Look below and pull out each line with the word "settings".

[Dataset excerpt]
»»

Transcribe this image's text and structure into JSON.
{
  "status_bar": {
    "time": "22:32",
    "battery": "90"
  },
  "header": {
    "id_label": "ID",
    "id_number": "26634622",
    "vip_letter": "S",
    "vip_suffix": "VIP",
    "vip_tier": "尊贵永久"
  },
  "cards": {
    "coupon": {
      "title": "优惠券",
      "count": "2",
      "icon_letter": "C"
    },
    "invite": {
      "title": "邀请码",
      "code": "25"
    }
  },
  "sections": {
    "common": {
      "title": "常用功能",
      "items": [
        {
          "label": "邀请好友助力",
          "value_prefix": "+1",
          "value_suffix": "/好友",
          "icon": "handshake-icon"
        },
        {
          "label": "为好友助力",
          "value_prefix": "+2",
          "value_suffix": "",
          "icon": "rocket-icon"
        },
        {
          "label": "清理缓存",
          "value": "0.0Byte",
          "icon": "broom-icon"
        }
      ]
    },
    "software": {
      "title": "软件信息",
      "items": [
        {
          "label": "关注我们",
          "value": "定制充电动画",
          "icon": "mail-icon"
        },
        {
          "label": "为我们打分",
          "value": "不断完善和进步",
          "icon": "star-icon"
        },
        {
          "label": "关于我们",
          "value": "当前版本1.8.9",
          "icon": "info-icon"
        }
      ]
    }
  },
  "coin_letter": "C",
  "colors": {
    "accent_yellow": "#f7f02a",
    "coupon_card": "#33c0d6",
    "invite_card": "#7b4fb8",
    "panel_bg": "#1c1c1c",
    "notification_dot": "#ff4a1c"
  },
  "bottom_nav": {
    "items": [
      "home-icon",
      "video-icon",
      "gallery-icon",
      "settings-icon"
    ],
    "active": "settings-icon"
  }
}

««

• _Answer_:
      "settings-icon"
    "active": "settings-icon"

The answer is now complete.